** BRIEF **
Each entry below should be returned exactly as is, with the pictures removed.

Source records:
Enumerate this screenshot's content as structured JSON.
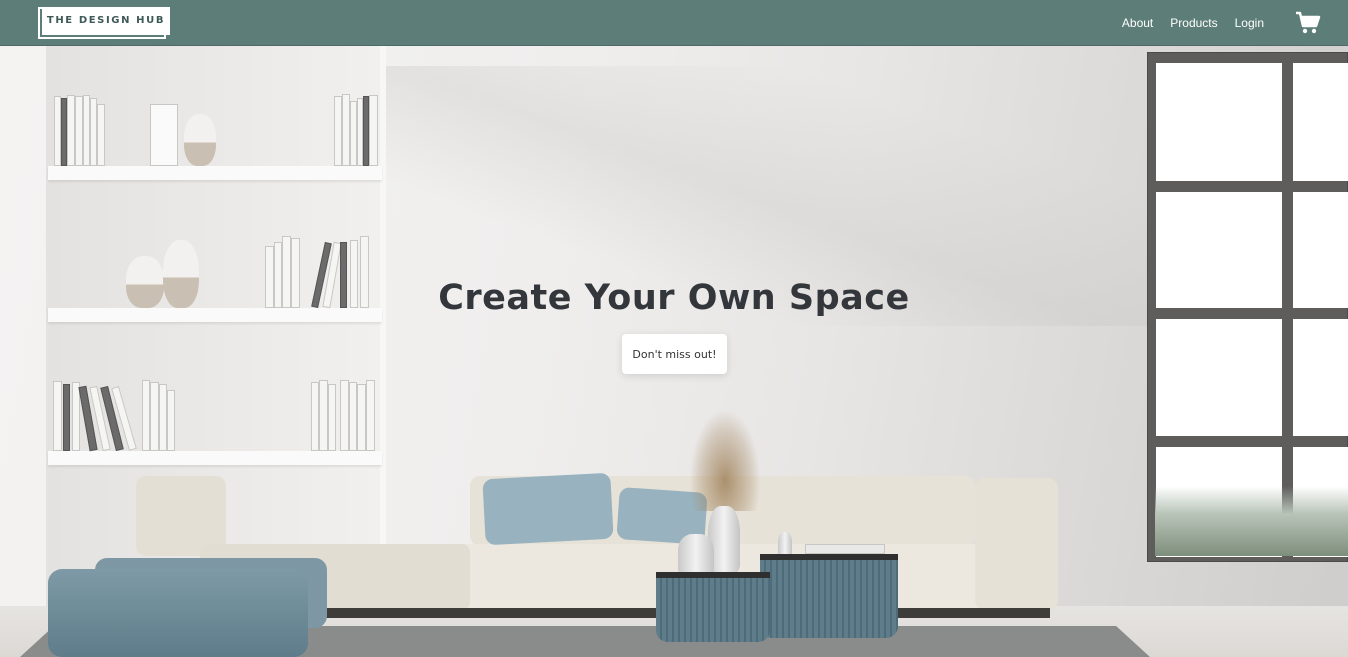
{
  "navbar": {
    "logo_text": "THE DESIGN HUB",
    "links": [
      {
        "label": "About"
      },
      {
        "label": "Products"
      },
      {
        "label": "Login"
      }
    ],
    "cart_icon": "shopping-cart-icon"
  },
  "hero": {
    "title": "Create Your Own Space",
    "cta_label": "Don't miss out!"
  },
  "colors": {
    "navbar_bg": "#5c7d78",
    "accent_blue": "#98b3bf",
    "title_text": "#33363b"
  }
}
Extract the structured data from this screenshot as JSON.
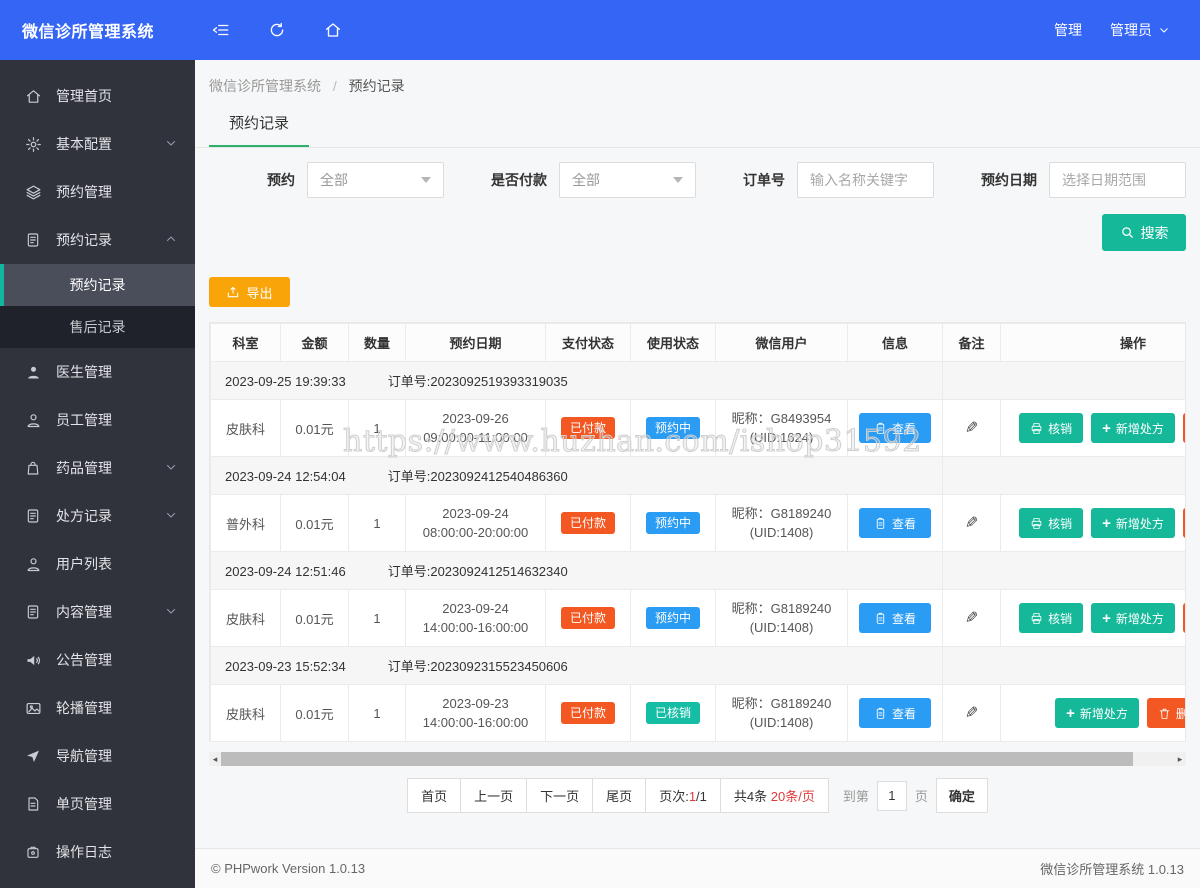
{
  "header": {
    "title": "微信诊所管理系统",
    "manage_link": "管理",
    "user_name": "管理员"
  },
  "sidebar": {
    "items": [
      {
        "label": "管理首页"
      },
      {
        "label": "基本配置"
      },
      {
        "label": "预约管理"
      },
      {
        "label": "预约记录"
      },
      {
        "label": "医生管理"
      },
      {
        "label": "员工管理"
      },
      {
        "label": "药品管理"
      },
      {
        "label": "处方记录"
      },
      {
        "label": "用户列表"
      },
      {
        "label": "内容管理"
      },
      {
        "label": "公告管理"
      },
      {
        "label": "轮播管理"
      },
      {
        "label": "导航管理"
      },
      {
        "label": "单页管理"
      },
      {
        "label": "操作日志"
      }
    ],
    "submenu": [
      {
        "label": "预约记录"
      },
      {
        "label": "售后记录"
      }
    ]
  },
  "breadcrumb": {
    "root": "微信诊所管理系统",
    "separator": "/",
    "current": "预约记录"
  },
  "tab": {
    "label": "预约记录"
  },
  "filters": {
    "appointment_label": "预约",
    "appointment_value": "全部",
    "paid_label": "是否付款",
    "paid_value": "全部",
    "order_label": "订单号",
    "order_placeholder": "输入名称关键字",
    "date_label": "预约日期",
    "date_placeholder": "选择日期范围",
    "search_label": "搜索"
  },
  "toolbar": {
    "export_label": "导出"
  },
  "table": {
    "columns": [
      "科室",
      "金额",
      "数量",
      "预约日期",
      "支付状态",
      "使用状态",
      "微信用户",
      "信息",
      "备注",
      "操作"
    ],
    "order_prefix": "订单号:",
    "view_label": "查看",
    "actions": {
      "verify": "核销",
      "prescribe": "新增处方",
      "delete": "删除"
    },
    "groups": [
      {
        "time": "2023-09-25 19:39:33",
        "order_no": "2023092519393319035",
        "row": {
          "dept": "皮肤科",
          "amount": "0.01元",
          "qty": "1",
          "date": "2023-09-26",
          "time_range": "09:00:00-11:00:00",
          "pay_status": "已付款",
          "use_status": "预约中",
          "nickname": "昵称：G8493954",
          "uid": "(UID:1624)"
        }
      },
      {
        "time": "2023-09-24 12:54:04",
        "order_no": "2023092412540486360",
        "row": {
          "dept": "普外科",
          "amount": "0.01元",
          "qty": "1",
          "date": "2023-09-24",
          "time_range": "08:00:00-20:00:00",
          "pay_status": "已付款",
          "use_status": "预约中",
          "nickname": "昵称：G8189240",
          "uid": "(UID:1408)"
        }
      },
      {
        "time": "2023-09-24 12:51:46",
        "order_no": "2023092412514632340",
        "row": {
          "dept": "皮肤科",
          "amount": "0.01元",
          "qty": "1",
          "date": "2023-09-24",
          "time_range": "14:00:00-16:00:00",
          "pay_status": "已付款",
          "use_status": "预约中",
          "nickname": "昵称：G8189240",
          "uid": "(UID:1408)"
        }
      },
      {
        "time": "2023-09-23 15:52:34",
        "order_no": "2023092315523450606",
        "row": {
          "dept": "皮肤科",
          "amount": "0.01元",
          "qty": "1",
          "date": "2023-09-23",
          "time_range": "14:00:00-16:00:00",
          "pay_status": "已付款",
          "use_status": "已核销",
          "nickname": "昵称：G8189240",
          "uid": "(UID:1408)"
        }
      }
    ]
  },
  "watermark": "https://www.huzhan.com/ishop31592",
  "pagination": {
    "first": "首页",
    "prev": "上一页",
    "next": "下一页",
    "last": "尾页",
    "page_label": "页次:",
    "page_current": "1",
    "page_total": "/1",
    "total_label": "共4条",
    "per_page": "20条/页",
    "goto_label": "到第",
    "goto_value": "1",
    "goto_unit": "页",
    "confirm": "确定"
  },
  "footer": {
    "left": "© PHPwork Version 1.0.13",
    "right": "微信诊所管理系统 1.0.13"
  },
  "colors": {
    "topbar_blue": "#3465f4",
    "teal": "#16b89a",
    "paid_badge": "#f45822",
    "reserved_badge": "#2b9cf4",
    "verified_badge": "#14bda4",
    "export_orange": "#f9a408",
    "tab_green": "#2bb169"
  }
}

** THE RESPONSE **
Enumerate this screenshot's content as structured JSON.
{
  "navbar": {
    "logo_text": "THE DESIGN HUB",
    "links": [
      {
        "label": "About"
      },
      {
        "label": "Products"
      },
      {
        "label": "Login"
      }
    ],
    "cart_icon": "shopping-cart-icon"
  },
  "hero": {
    "title": "Create Your Own Space",
    "cta_label": "Don't miss out!"
  },
  "colors": {
    "navbar_bg": "#5c7d78",
    "accent_blue": "#98b3bf",
    "title_text": "#33363b"
  }
}
Extract the structured data from this screenshot as JSON.
{
  "header": {
    "title": "微信诊所管理系统",
    "manage_link": "管理",
    "user_name": "管理员"
  },
  "sidebar": {
    "items": [
      {
        "label": "管理首页"
      },
      {
        "label": "基本配置"
      },
      {
        "label": "预约管理"
      },
      {
        "label": "预约记录"
      },
      {
        "label": "医生管理"
      },
      {
        "label": "员工管理"
      },
      {
        "label": "药品管理"
      },
      {
        "label": "处方记录"
      },
      {
        "label": "用户列表"
      },
      {
        "label": "内容管理"
      },
      {
        "label": "公告管理"
      },
      {
        "label": "轮播管理"
      },
      {
        "label": "导航管理"
      },
      {
        "label": "单页管理"
      },
      {
        "label": "操作日志"
      }
    ],
    "submenu": [
      {
        "label": "预约记录"
      },
      {
        "label": "售后记录"
      }
    ]
  },
  "breadcrumb": {
    "root": "微信诊所管理系统",
    "separator": "/",
    "current": "预约记录"
  },
  "tab": {
    "label": "预约记录"
  },
  "filters": {
    "appointment_label": "预约",
    "appointment_value": "全部",
    "paid_label": "是否付款",
    "paid_value": "全部",
    "order_label": "订单号",
    "order_placeholder": "输入名称关键字",
    "date_label": "预约日期",
    "date_placeholder": "选择日期范围",
    "search_label": "搜索"
  },
  "toolbar": {
    "export_label": "导出"
  },
  "table": {
    "columns": [
      "科室",
      "金额",
      "数量",
      "预约日期",
      "支付状态",
      "使用状态",
      "微信用户",
      "信息",
      "备注",
      "操作"
    ],
    "order_prefix": "订单号:",
    "view_label": "查看",
    "actions": {
      "verify": "核销",
      "prescribe": "新增处方",
      "delete": "删除"
    },
    "groups": [
      {
        "time": "2023-09-25 19:39:33",
        "order_no": "2023092519393319035",
        "row": {
          "dept": "皮肤科",
          "amount": "0.01元",
          "qty": "1",
          "date": "2023-09-26",
          "time_range": "09:00:00-11:00:00",
          "pay_status": "已付款",
          "use_status": "预约中",
          "nickname": "昵称：G8493954",
          "uid": "(UID:1624)"
        }
      },
      {
        "time": "2023-09-24 12:54:04",
        "order_no": "2023092412540486360",
        "row": {
          "dept": "普外科",
          "amount": "0.01元",
          "qty": "1",
          "date": "2023-09-24",
          "time_range": "08:00:00-20:00:00",
          "pay_status": "已付款",
          "use_status": "预约中",
          "nickname": "昵称：G8189240",
          "uid": "(UID:1408)"
        }
      },
      {
        "time": "2023-09-24 12:51:46",
        "order_no": "2023092412514632340",
        "row": {
          "dept": "皮肤科",
          "amount": "0.01元",
          "qty": "1",
          "date": "2023-09-24",
          "time_range": "14:00:00-16:00:00",
          "pay_status": "已付款",
          "use_status": "预约中",
          "nickname": "昵称：G8189240",
          "uid": "(UID:1408)"
        }
      },
      {
        "time": "2023-09-23 15:52:34",
        "order_no": "2023092315523450606",
        "row": {
          "dept": "皮肤科",
          "amount": "0.01元",
          "qty": "1",
          "date": "2023-09-23",
          "time_range": "14:00:00-16:00:00",
          "pay_status": "已付款",
          "use_status": "已核销",
          "nickname": "昵称：G8189240",
          "uid": "(UID:1408)"
        }
      }
    ]
  },
  "watermark": "https://www.huzhan.com/ishop31592",
  "pagination": {
    "first": "首页",
    "prev": "上一页",
    "next": "下一页",
    "last": "尾页",
    "page_label": "页次:",
    "page_current": "1",
    "page_total": "/1",
    "total_label": "共4条",
    "per_page": "20条/页",
    "goto_label": "到第",
    "goto_value": "1",
    "goto_unit": "页",
    "confirm": "确定"
  },
  "footer": {
    "left": "© PHPwork Version 1.0.13",
    "right": "微信诊所管理系统 1.0.13"
  },
  "colors": {
    "topbar_blue": "#3465f4",
    "teal": "#16b89a",
    "paid_badge": "#f45822",
    "reserved_badge": "#2b9cf4",
    "verified_badge": "#14bda4",
    "export_orange": "#f9a408",
    "tab_green": "#2bb169"
  }
}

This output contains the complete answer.